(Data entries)
----
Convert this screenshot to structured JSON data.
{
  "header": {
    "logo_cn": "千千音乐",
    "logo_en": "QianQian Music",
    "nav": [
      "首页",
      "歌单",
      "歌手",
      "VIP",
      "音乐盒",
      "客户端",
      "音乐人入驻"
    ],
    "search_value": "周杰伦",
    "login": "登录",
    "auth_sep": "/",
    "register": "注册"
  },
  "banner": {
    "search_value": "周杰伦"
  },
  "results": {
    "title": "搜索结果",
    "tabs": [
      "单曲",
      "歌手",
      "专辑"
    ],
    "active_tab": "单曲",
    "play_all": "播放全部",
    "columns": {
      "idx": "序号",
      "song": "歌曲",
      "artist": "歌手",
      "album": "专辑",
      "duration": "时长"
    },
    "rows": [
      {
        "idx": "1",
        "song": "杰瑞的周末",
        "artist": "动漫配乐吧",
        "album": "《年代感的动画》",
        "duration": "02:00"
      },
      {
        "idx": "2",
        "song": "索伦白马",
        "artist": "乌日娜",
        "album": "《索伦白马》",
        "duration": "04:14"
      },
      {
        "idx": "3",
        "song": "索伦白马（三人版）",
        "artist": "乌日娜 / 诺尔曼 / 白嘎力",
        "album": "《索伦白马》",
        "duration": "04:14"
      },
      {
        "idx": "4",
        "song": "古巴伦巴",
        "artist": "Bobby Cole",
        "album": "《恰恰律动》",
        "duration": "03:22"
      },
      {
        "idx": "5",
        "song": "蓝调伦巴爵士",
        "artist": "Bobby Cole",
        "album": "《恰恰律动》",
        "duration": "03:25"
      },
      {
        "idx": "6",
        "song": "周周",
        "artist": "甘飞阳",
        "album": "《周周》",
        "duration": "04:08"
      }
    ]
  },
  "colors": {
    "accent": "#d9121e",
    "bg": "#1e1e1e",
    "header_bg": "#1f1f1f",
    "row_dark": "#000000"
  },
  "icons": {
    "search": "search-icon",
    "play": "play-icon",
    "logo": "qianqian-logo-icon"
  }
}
----
What to produce:
Restate all of the entries above precisely.

Final result:
Convert this screenshot to structured JSON data.
{
  "header": {
    "logo_cn": "千千音乐",
    "logo_en": "QianQian Music",
    "nav": [
      "首页",
      "歌单",
      "歌手",
      "VIP",
      "音乐盒",
      "客户端",
      "音乐人入驻"
    ],
    "search_value": "周杰伦",
    "login": "登录",
    "auth_sep": "/",
    "register": "注册"
  },
  "banner": {
    "search_value": "周杰伦"
  },
  "results": {
    "title": "搜索结果",
    "tabs": [
      "单曲",
      "歌手",
      "专辑"
    ],
    "active_tab": "单曲",
    "play_all": "播放全部",
    "columns": {
      "idx": "序号",
      "song": "歌曲",
      "artist": "歌手",
      "album": "专辑",
      "duration": "时长"
    },
    "rows": [
      {
        "idx": "1",
        "song": "杰瑞的周末",
        "artist": "动漫配乐吧",
        "album": "《年代感的动画》",
        "duration": "02:00"
      },
      {
        "idx": "2",
        "song": "索伦白马",
        "artist": "乌日娜",
        "album": "《索伦白马》",
        "duration": "04:14"
      },
      {
        "idx": "3",
        "song": "索伦白马（三人版）",
        "artist": "乌日娜 / 诺尔曼 / 白嘎力",
        "album": "《索伦白马》",
        "duration": "04:14"
      },
      {
        "idx": "4",
        "song": "古巴伦巴",
        "artist": "Bobby Cole",
        "album": "《恰恰律动》",
        "duration": "03:22"
      },
      {
        "idx": "5",
        "song": "蓝调伦巴爵士",
        "artist": "Bobby Cole",
        "album": "《恰恰律动》",
        "duration": "03:25"
      },
      {
        "idx": "6",
        "song": "周周",
        "artist": "甘飞阳",
        "album": "《周周》",
        "duration": "04:08"
      }
    ]
  },
  "colors": {
    "accent": "#d9121e",
    "bg": "#1e1e1e",
    "header_bg": "#1f1f1f",
    "row_dark": "#000000"
  },
  "icons": {
    "search": "search-icon",
    "play": "play-icon",
    "logo": "qianqian-logo-icon"
  }
}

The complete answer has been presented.